(Collection entries)
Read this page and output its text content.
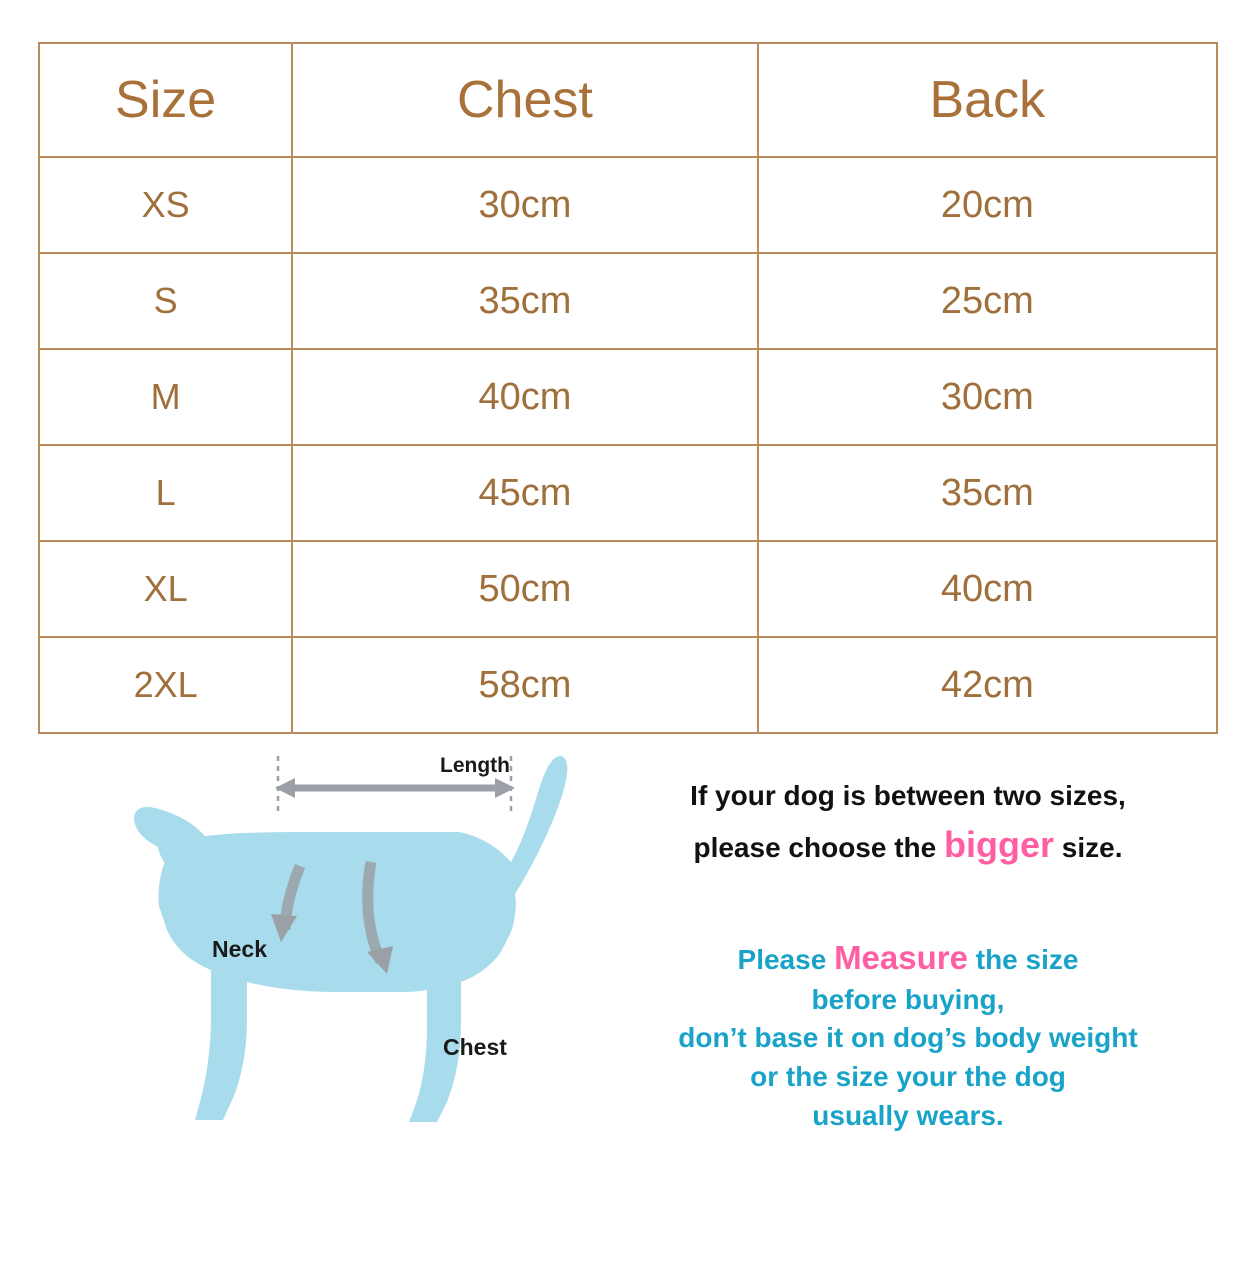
Size	Chest	Back
XS	30cm	20cm
S	35cm	25cm
M	40cm	30cm
L	45cm	35cm
XL	50cm	40cm
2XL	58cm	42cm
Length
Neck
Chest
If your dog is between two sizes,
please choose the bigger size.
Please Measure the size
before buying,
don’t base it on dog’s body weight
or the size your the dog
usually wears.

[Task details] Scan the listing above. Gather each line that contains the word "your".

[Exercise solution]
If your dog is between two sizes,
or the size your the dog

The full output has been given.